━━ RECORD LIST ━━

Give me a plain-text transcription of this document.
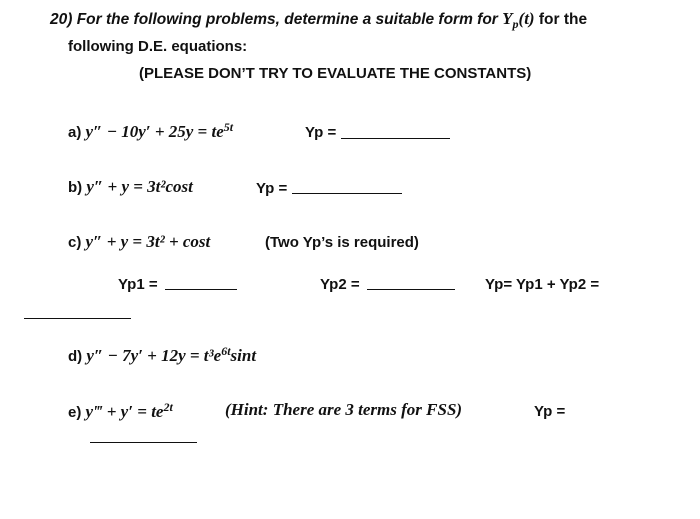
20) For the following problems, determine a suitable form for $Y_p(t)$ for the
following D.E. equations:
(PLEASE DON’T TRY TO EVALUATE THE CONSTANTS)
a) $y'' - 10y' + 25y = te^{5t}$	Yp =
b) y″ + y = 3t²cost	Yp =
c) y″ + y = 3t² + cost	(Two Yp’s is required)
Yp1 =	Yp2 =	Yp= Yp1 + Yp2 =
d) $y'' - 7y' + 12y = t^3e^{6t}\sin t$
e) y‴ + $y' = te^{2t}$	(Hint: There are 3 terms for FSS)	Yp =
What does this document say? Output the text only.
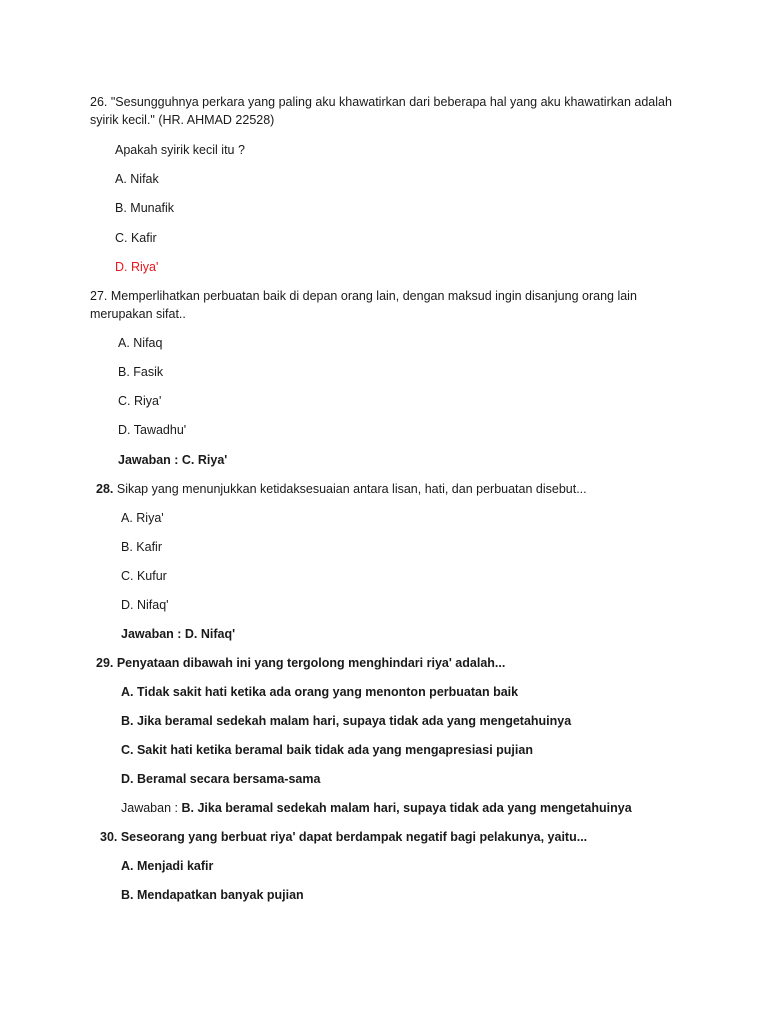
26. "Sesungguhnya perkara yang paling aku khawatirkan dari beberapa hal yang aku khawatirkan adalah
syirik kecil." (HR. AHMAD 22528)
Apakah syirik kecil itu ?
A. Nifak
B. Munafik
C. Kafir
D. Riya'
27. Memperlihatkan perbuatan baik di depan orang lain, dengan maksud ingin disanjung orang lain
merupakan sifat..
A. Nifaq
B. Fasik
C. Riya'
D. Tawadhu'
Jawaban : C. Riya'
28. Sikap yang menunjukkan ketidaksesuaian antara lisan, hati, dan perbuatan disebut...
A. Riya'
B. Kafir
C. Kufur
D. Nifaq'
Jawaban : D. Nifaq'
29. Penyataan dibawah ini yang tergolong menghindari riya' adalah...
A. Tidak sakit hati ketika ada orang yang menonton perbuatan baik
B. Jika beramal sedekah malam hari, supaya tidak ada yang mengetahuinya
C. Sakit hati ketika beramal baik tidak ada yang mengapresiasi pujian
D. Beramal secara bersama-sama
Jawaban : B. Jika beramal sedekah malam hari, supaya tidak ada yang mengetahuinya
30. Seseorang yang berbuat riya' dapat berdampak negatif bagi pelakunya, yaitu...
A. Menjadi kafir
B. Mendapatkan banyak pujian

━━━

PROBLEM DETAILS → Copy the entries exactly. Leave out the images.

RIGHT ANSWER →
Give me a plain-text transcription of this document.
20) For the following problems, determine a suitable form for $Y_p(t)$ for the
following D.E. equations:
(PLEASE DON’T TRY TO EVALUATE THE CONSTANTS)
a) $y'' - 10y' + 25y = te^{5t}$	Yp =
b) y″ + y = 3t²cost	Yp =
c) y″ + y = 3t² + cost	(Two Yp’s is required)
Yp1 =	Yp2 =	Yp= Yp1 + Yp2 =
d) $y'' - 7y' + 12y = t^3e^{6t}\sin t$
e) y‴ + $y' = te^{2t}$	(Hint: There are 3 terms for FSS)	Yp =
What does this document say? Output the text only.
26. "Sesungguhnya perkara yang paling aku khawatirkan dari beberapa hal yang aku khawatirkan adalah
syirik kecil." (HR. AHMAD 22528)
Apakah syirik kecil itu ?
A. Nifak
B. Munafik
C. Kafir
D. Riya'
27. Memperlihatkan perbuatan baik di depan orang lain, dengan maksud ingin disanjung orang lain
merupakan sifat..
A. Nifaq
B. Fasik
C. Riya'
D. Tawadhu'
Jawaban : C. Riya'
28. Sikap yang menunjukkan ketidaksesuaian antara lisan, hati, dan perbuatan disebut...
A. Riya'
B. Kafir
C. Kufur
D. Nifaq'
Jawaban : D. Nifaq'
29. Penyataan dibawah ini yang tergolong menghindari riya' adalah...
A. Tidak sakit hati ketika ada orang yang menonton perbuatan baik
B. Jika beramal sedekah malam hari, supaya tidak ada yang mengetahuinya
C. Sakit hati ketika beramal baik tidak ada yang mengapresiasi pujian
D. Beramal secara bersama-sama
Jawaban : B. Jika beramal sedekah malam hari, supaya tidak ada yang mengetahuinya
30. Seseorang yang berbuat riya' dapat berdampak negatif bagi pelakunya, yaitu...
A. Menjadi kafir
B. Mendapatkan banyak pujian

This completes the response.